YOUR OBJECTIVE => Of all the lines in the material, how many include the word "物流方案设计与实施"? Give only the number.

[Dataset entries]
------------------------------------------------------------------------

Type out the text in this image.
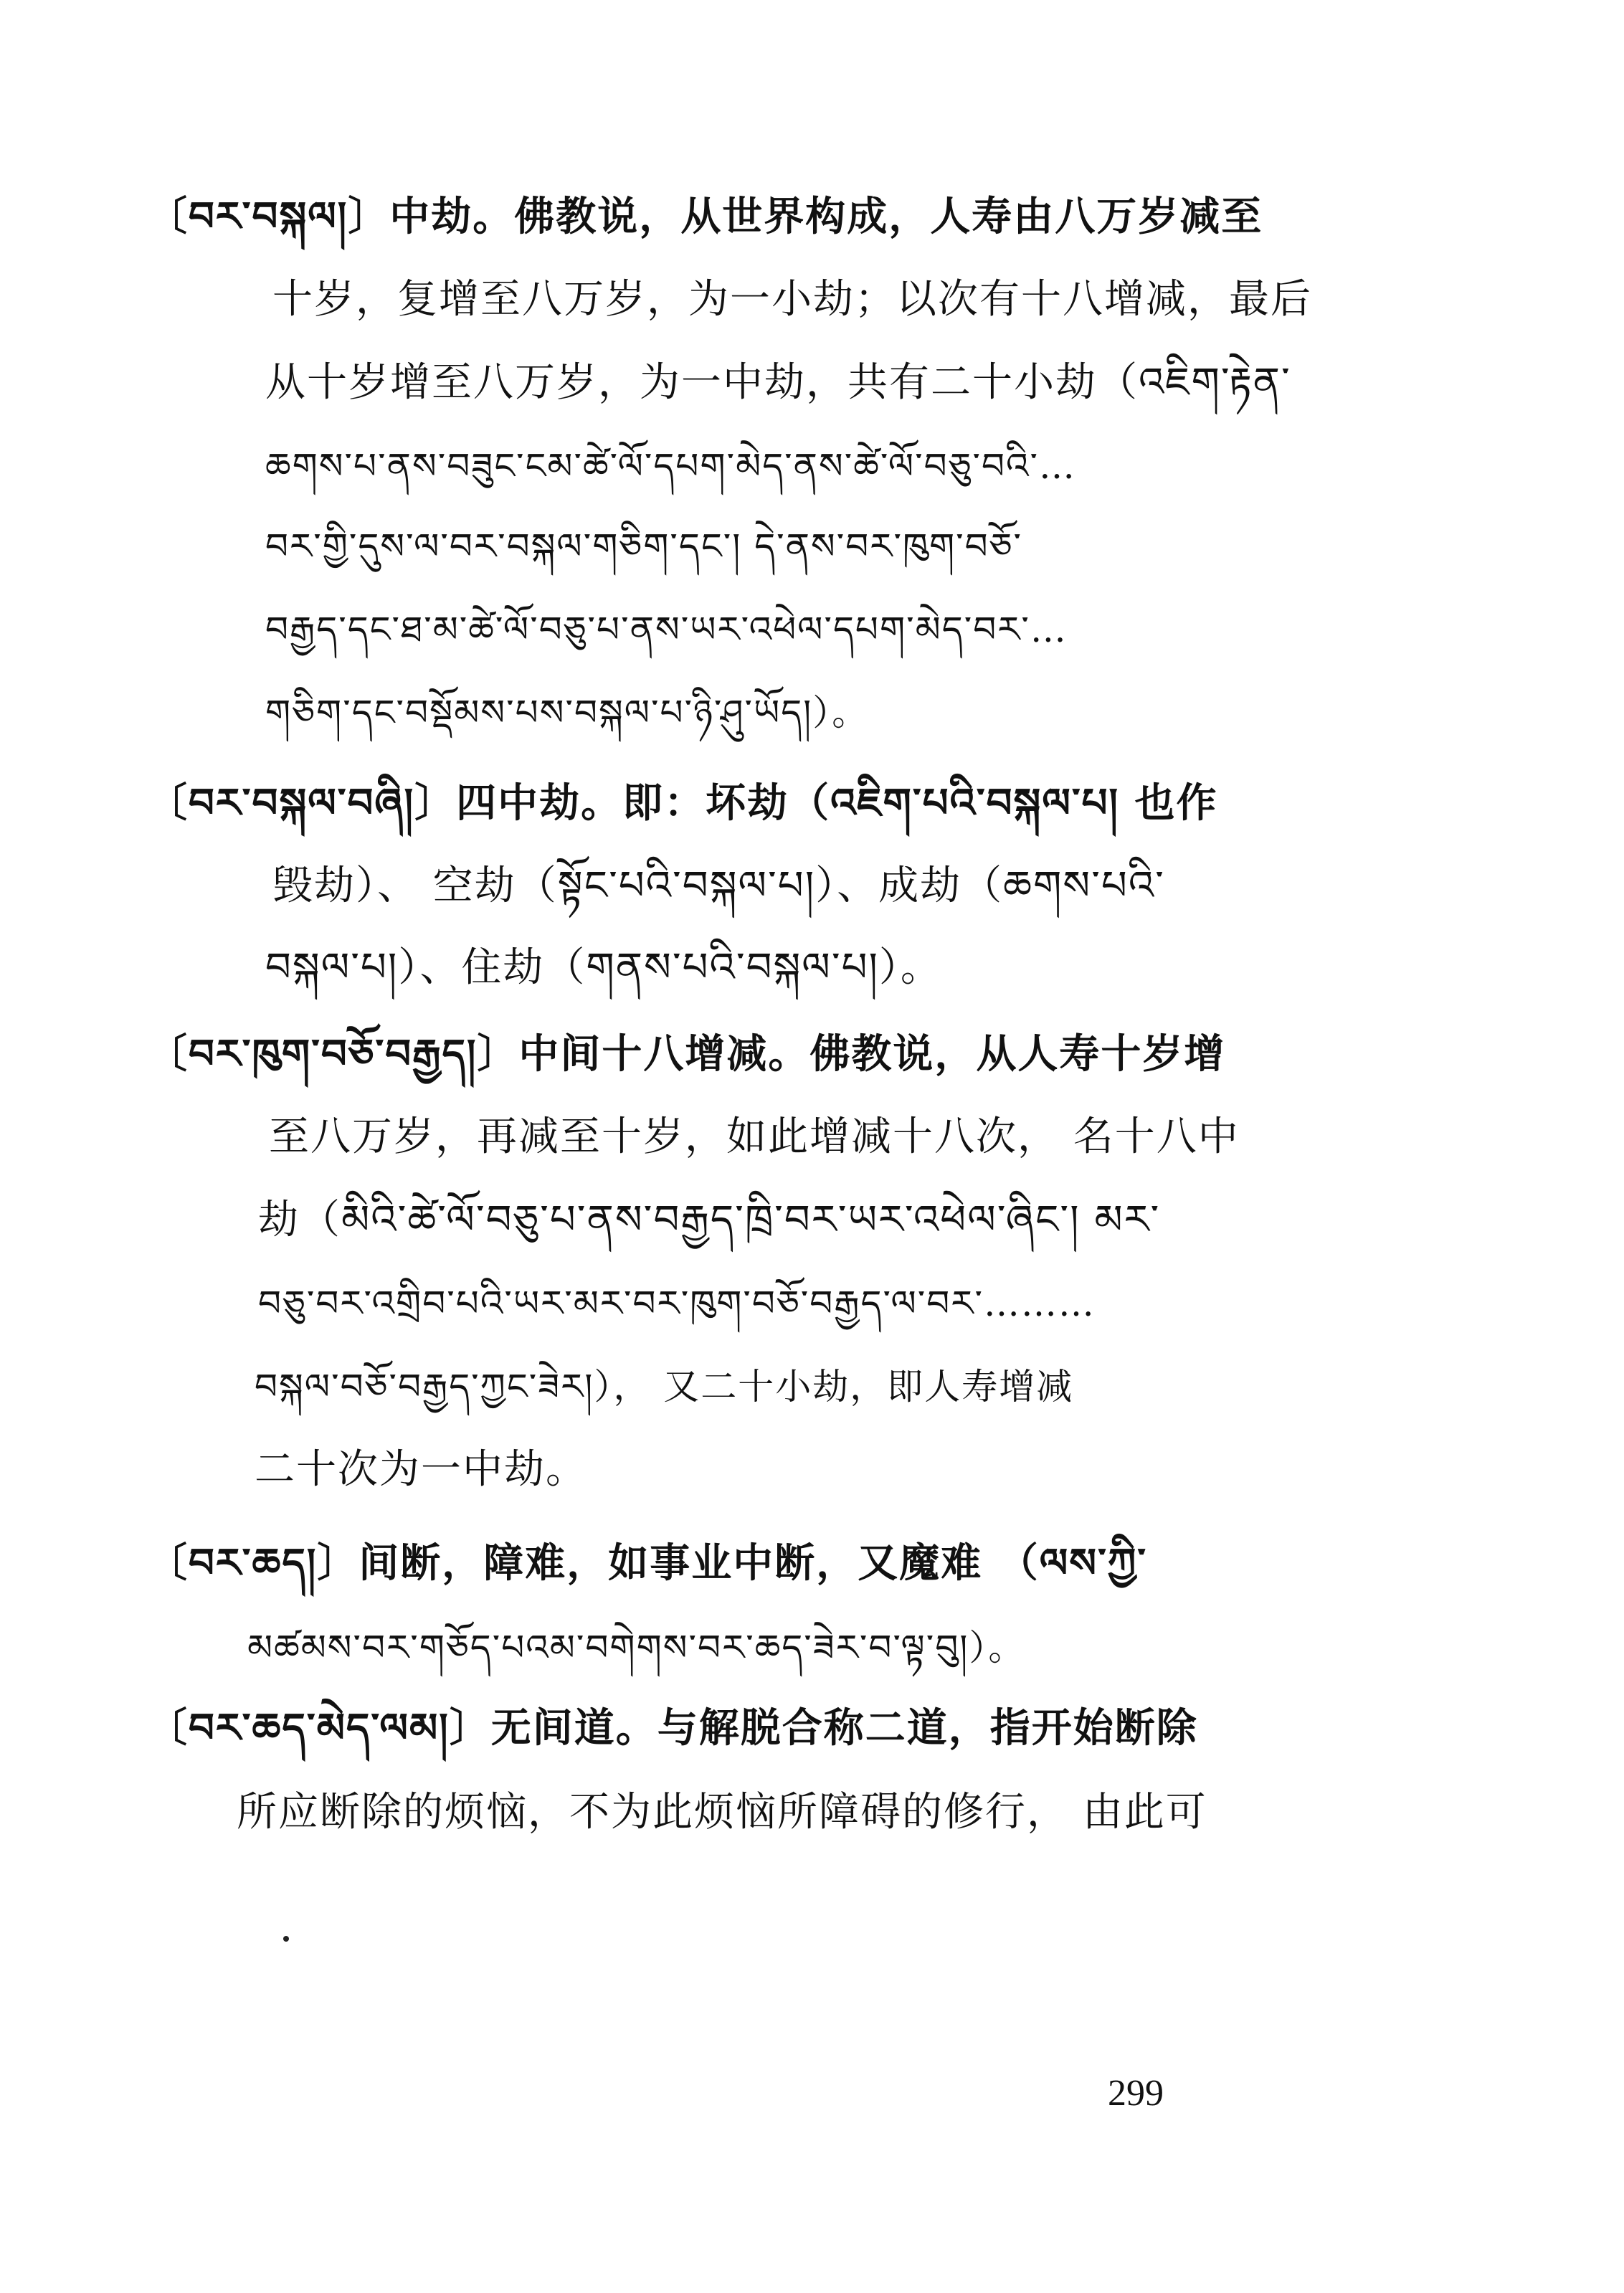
〔བར་བསྐལ།〕中劫。佛教说，从世界构成，人寿由八万岁减至
十岁，复增至八万岁，为一小劫；以次有十八增减，最后
从十岁增至八万岁，为一中劫，共有二十小劫（འཇིག་རྟེན་
ཆགས་པ་ནས་བཟུང་ངམ་ཚེ་ལོ་དཔག་མེད་ནས་ཚེ་ལོ་བཅུ་བའི་…
བར་གྱི་དུས་ལ་བར་བསྐལ་གཅིག་དང་། དེ་ནས་བར་ཁུག་བཅོ་
བརྒྱད་དང་ཐ་མ་ཚེ་ལོ་བཅུ་པ་ནས་ཡར་འཕེལ་དཔག་མེད་བར་…
གཅིག་དང་བསྡོམས་པས་བསྐལ་པ་ཉི་ཤུ་ཡོད།）。
〔བར་བསྐལ་བཞི།〕四中劫。即：坏劫（འཇིག་པའི་བསྐལ་པ། 也作
毁劫）、 空劫（སྟོང་པའི་བསྐལ་པ།）、成劫（ཆགས་པའི་
བསྐལ་པ།）、住劫（གནས་པའི་བསྐལ་པ།）。
〔བར་ཁུག་བཅོ་བརྒྱད།〕中间十八增减。佛教说，从人寿十岁增
至八万岁，再减至十岁，如此增减十八次， 名十八中
劫（མིའི་ཚེ་ལོ་བཅུ་པ་ནས་བརྒྱད་ཁྲི་བར་ཡར་འཕེལ་ཞིང་། མར་
བཅུ་བར་འགྲིབ་པའི་ཡར་མར་བར་ཁུག་བཅོ་བརྒྱད་ལ་བར་………
བསྐལ་བཅོ་བརྒྱད་ཀྱང་ཟེར།）， 又二十小劫，即人寿增减
二十次为一中劫。
〔བར་ཆད།〕间断，障难，如事业中断，又魔难 （ལས་ཀྱི་
མཚམས་བར་གཅོད་པའམ་བགེགས་བར་ཆད་ཟེར་བ་ལྟ་བུ།）。
〔བར་ཆད་མེད་ལམ།〕无间道。与解脱合称二道，指开始断除
所应断除的烦恼，不为此烦恼所障碍的修行， 由此可
299
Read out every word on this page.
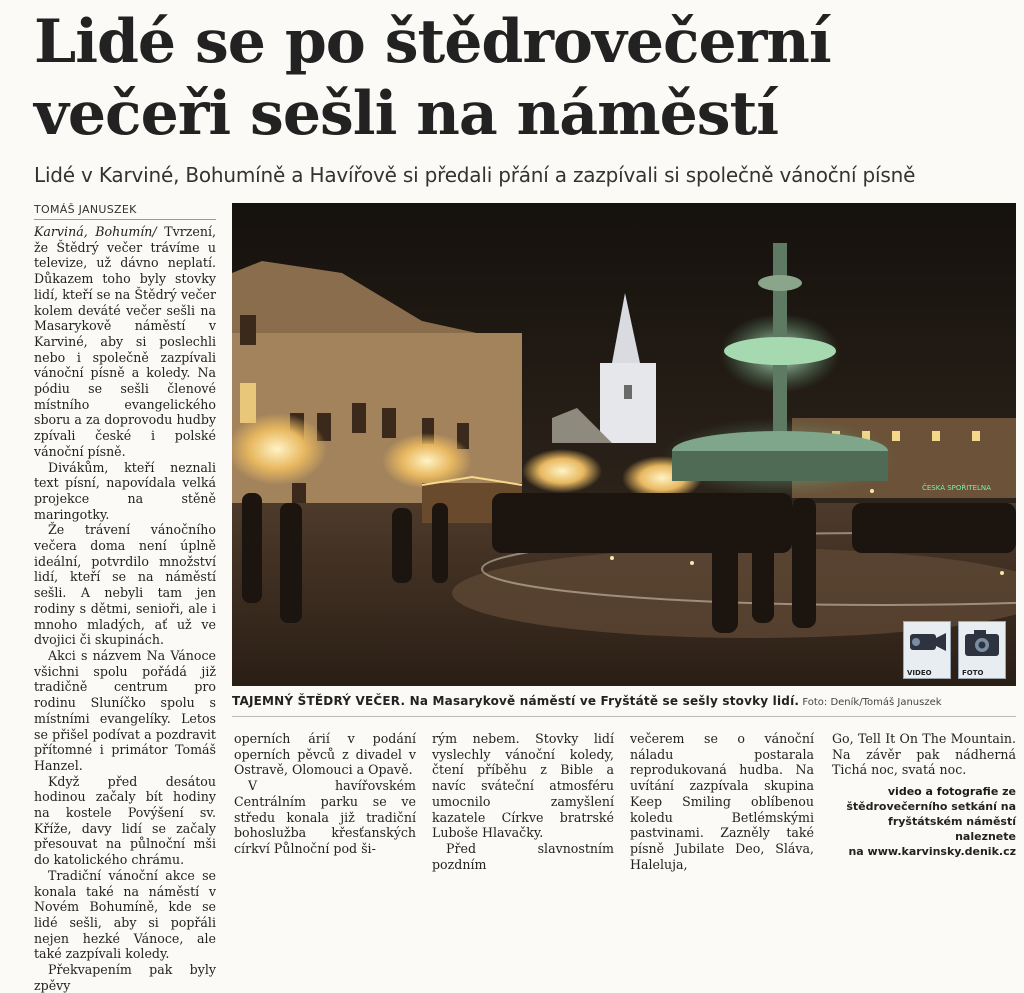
Lidé se po štědrovečerní
večeři sešli na náměstí
Lidé v Karviné, Bohumíně a Havířově si předali přání a zazpívali si společně vánoční písně
TOMÁŠ JANUSZEK

Karviná, Bohumín/ Tvrzení, že Štědrý večer trávíme u televize, už dávno neplatí. Důkazem toho byly stovky lidí, kteří se na Štědrý večer kolem deváté večer sešli na Masarykově náměstí v Karviné, aby si poslechli nebo i společně zazpívali vánoční písně a koledy. Na pódiu se sešli členové místního evangelického sboru a za doprovodu hudby zpívali české i polské vánoční písně.

Divákům, kteří neznali text písní, napovídala velká projekce na stěně maringotky.

Že trávení vánočního večera doma není úplně ideální, potvrdilo množství lidí, kteří se na náměstí sešli. A nebyli tam jen rodiny s dětmi, senioři, ale i mnoho mladých, ať už ve dvojici či skupinách.

Akci s názvem Na Vánoce všichni spolu pořádá již tradičně centrum pro rodinu Sluníčko spolu s místními evangelíky. Letos se přišel podívat a pozdravit přítomné i primátor Tomáš Hanzel.

Když před desátou hodinou začaly bít hodiny na kostele Povýšení sv. Kříže, davy lidí se začaly přesouvat na půlnoční mši do katolického chrámu.

Tradiční vánoční akce se konala také na náměstí v Novém Bohumíně, kde se lidé sešli, aby si popřáli nejen hezké Vánoce, ale také zazpívali koledy.

Překvapením pak byly zpěvy

ČESKÁ SPOŘITELNA
VIDEO	FOTO
TAJEMNÝ ŠTĚDRÝ VEČER. Na Masarykově náměstí ve Fryštátě se sešly stovky lidí. Foto: Deník/Tomáš Januszek

operních árií v podání operních pěvců z divadel v Ostravě, Olomouci a Opavě.

V havířovském Centrálním parku se ve středu konala již tradiční bohoslužba křesťanských církví Půlnoční pod ši-

rým nebem. Stovky lidí vyslechly vánoční koledy, čtení příběhu z Bible a navíc sváteční atmosféru umocnilo zamyšlení kazatele Církve bratrské Luboše Hlavačky.

Před slavnostním pozdním

večerem se o vánoční náladu postarala reprodukovaná hudba. Na uvítání zazpívala skupina Keep Smiling oblíbenou koledu Betlémskými pastvinami. Zazněly také písně Jubilate Deo, Sláva, Haleluja,

Go, Tell It On The Mountain. Na závěr pak nádherná Tichá noc, svatá noc.

video a fotografie ze štědrovečerního setkání na fryštátském náměstí naleznete
na www.karvinsky.denik.cz
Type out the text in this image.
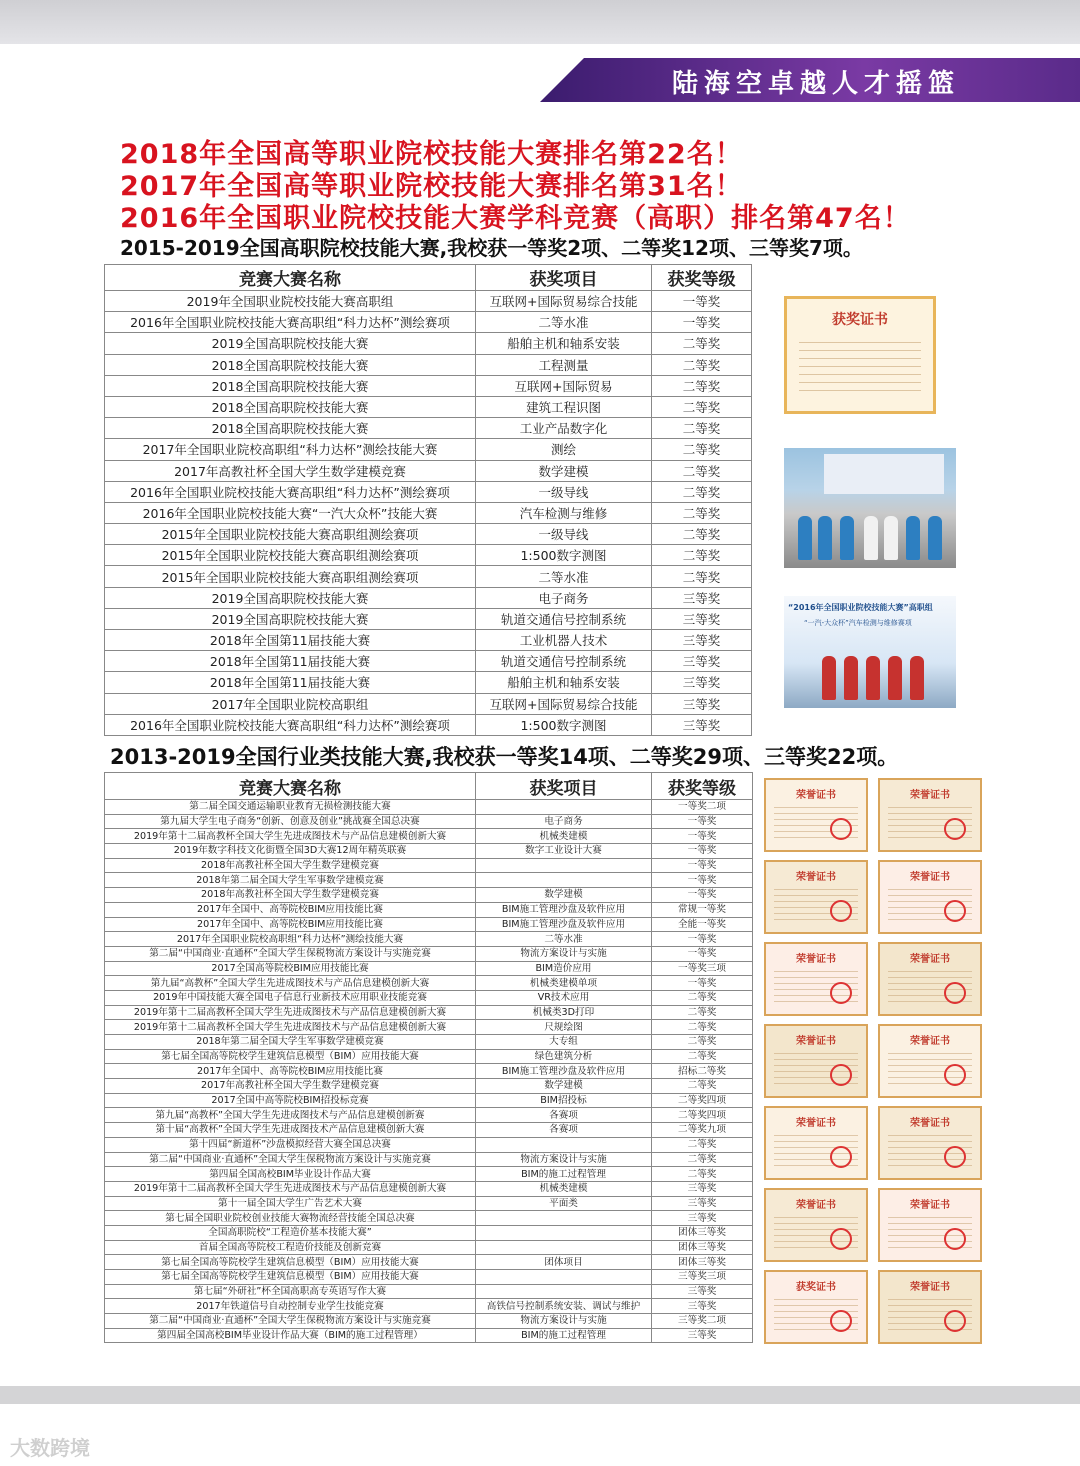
陆海空卓越人才摇篮
2018年全国高等职业院校技能大赛排名第22名！
2017年全国高等职业院校技能大赛排名第31名！
2016年全国职业院校技能大赛学科竞赛（高职）排名第47名！
2015-2019全国高职院校技能大赛,我校获一等奖2项、二等奖12项、三等奖7项。
竞赛大赛名称	获奖项目	获奖等级
2019年全国职业院校技能大赛高职组	互联网+国际贸易综合技能	一等奖
2016年全国职业院校技能大赛高职组“科力达杯”测绘赛项	二等水准	一等奖
2019全国高职院校技能大赛	船舶主机和轴系安装	二等奖
2018全国高职院校技能大赛	工程测量	二等奖
2018全国高职院校技能大赛	互联网+国际贸易	二等奖
2018全国高职院校技能大赛	建筑工程识图	二等奖
2018全国高职院校技能大赛	工业产品数字化	二等奖
2017年全国职业院校高职组“科力达杯”测绘技能大赛	测绘	二等奖
2017年高教社杯全国大学生数学建模竞赛	数学建模	二等奖
2016年全国职业院校技能大赛高职组“科力达杯”测绘赛项	一级导线	二等奖
2016年全国职业院校技能大赛“一汽大众杯”技能大赛	汽车检测与维修	二等奖
2015年全国职业院校技能大赛高职组测绘赛项	一级导线	二等奖
2015年全国职业院校技能大赛高职组测绘赛项	1:500数字测图	二等奖
2015年全国职业院校技能大赛高职组测绘赛项	二等水准	二等奖
2019全国高职院校技能大赛	电子商务	三等奖
2019全国高职院校技能大赛	轨道交通信号控制系统	三等奖
2018年全国第11届技能大赛	工业机器人技术	三等奖
2018年全国第11届技能大赛	轨道交通信号控制系统	三等奖
2018年全国第11届技能大赛	船舶主机和轴系安装	三等奖
2017年全国职业院校高职组	互联网+国际贸易综合技能	三等奖
2016年全国职业院校技能大赛高职组“科力达杯”测绘赛项	1:500数字测图	三等奖
获奖证书
“2016年全国职业院校技能大赛”高职组
“一汽-大众杯”汽车检测与维修赛项
2013-2019全国行业类技能大赛,我校获一等奖14项、二等奖29项、三等奖22项。
竞赛大赛名称	获奖项目	获奖等级
第二届全国交通运输职业教育无损检测技能大赛		一等奖二项
第九届大学生电子商务“创新、创意及创业”挑战赛全国总决赛	电子商务	一等奖
2019年第十二届高教杯全国大学生先进成图技术与产品信息建模创新大赛	机械类建模	一等奖
2019年数字科技文化街暨全国3D大赛12周年精英联赛	数字工业设计大赛	一等奖
2018年高教社杯全国大学生数学建模竞赛		一等奖
2018年第二届全国大学生军事数学建模竞赛		一等奖
2018年高教社杯全国大学生数学建模竞赛	数学建模	一等奖
2017年全国中、高等院校BIM应用技能比赛	BIM施工管理沙盘及软件应用	常规一等奖
2017年全国中、高等院校BIM应用技能比赛	BIM施工管理沙盘及软件应用	全能一等奖
2017年全国职业院校高职组“科力达杯”测绘技能大赛	二等水准	一等奖
第二届“中国商业·直通杯”全国大学生保税物流方案设计与实施竞赛	物流方案设计与实施	一等奖
2017全国高等院校BIM应用技能比赛	BIM造价应用	一等奖三项
第九届“高教杯”全国大学生先进成图技术与产品信息建模创新大赛	机械类建模单项	一等奖
2019年中国技能大赛全国电子信息行业新技术应用职业技能竞赛	VR技术应用	二等奖
2019年第十二届高教杯全国大学生先进成图技术与产品信息建模创新大赛	机械类3D打印	二等奖
2019年第十二届高教杯全国大学生先进成图技术与产品信息建模创新大赛	尺规绘图	二等奖
2018年第二届全国大学生军事数学建模竞赛	大专组	二等奖
第七届全国高等院校学生建筑信息模型（BIM）应用技能大赛	绿色建筑分析	二等奖
2017年全国中、高等院校BIM应用技能比赛	BIM施工管理沙盘及软件应用	招标二等奖
2017年高教社杯全国大学生数学建模竞赛	数学建模	二等奖
2017全国中高等院校BIM招投标竞赛	BIM招投标	二等奖四项
第九届“高教杯”全国大学生先进成图技术与产品信息建模创新赛	各赛项	二等奖四项
第十届“高教杯”全国大学生先进成图技术产品信息建模创新大赛	各赛项	二等奖九项
第十四届“新道杯”沙盘模拟经营大赛全国总决赛		二等奖
第二届“中国商业·直通杯”全国大学生保税物流方案设计与实施竞赛	物流方案设计与实施	二等奖
第四届全国高校BIM毕业设计作品大赛	BIM的施工过程管理	二等奖
2019年第十二届高教杯全国大学生先进成图技术与产品信息建模创新大赛	机械类建模	三等奖
第十一届全国大学生广告艺术大赛	平面类	三等奖
第七届全国职业院校创业技能大赛物流经营技能全国总决赛		三等奖
全国高职院校“工程造价基本技能大赛”		团体三等奖
首届全国高等院校工程造价技能及创新竞赛		团体三等奖
第七届全国高等院校学生建筑信息模型（BIM）应用技能大赛	团体项目	团体三等奖
第七届全国高等院校学生建筑信息模型（BIM）应用技能大赛		三等奖三项
第七届“外研社”杯全国高职高专英语写作大赛		三等奖
2017年铁道信号自动控制专业学生技能竞赛	高铁信号控制系统安装、调试与维护	三等奖
第二届“中国商业·直通杯”全国大学生保税物流方案设计与实施竞赛	物流方案设计与实施	三等奖二项
第四届全国高校BIM毕业设计作品大赛（BIM的施工过程管理）	BIM的施工过程管理	三等奖
荣誉证书	荣誉证书
荣誉证书	荣誉证书
荣誉证书	荣誉证书
荣誉证书	荣誉证书
荣誉证书	荣誉证书
荣誉证书	荣誉证书
获奖证书	荣誉证书
大数跨境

------------------------------------------------------------------------

IN RESPONSE => 3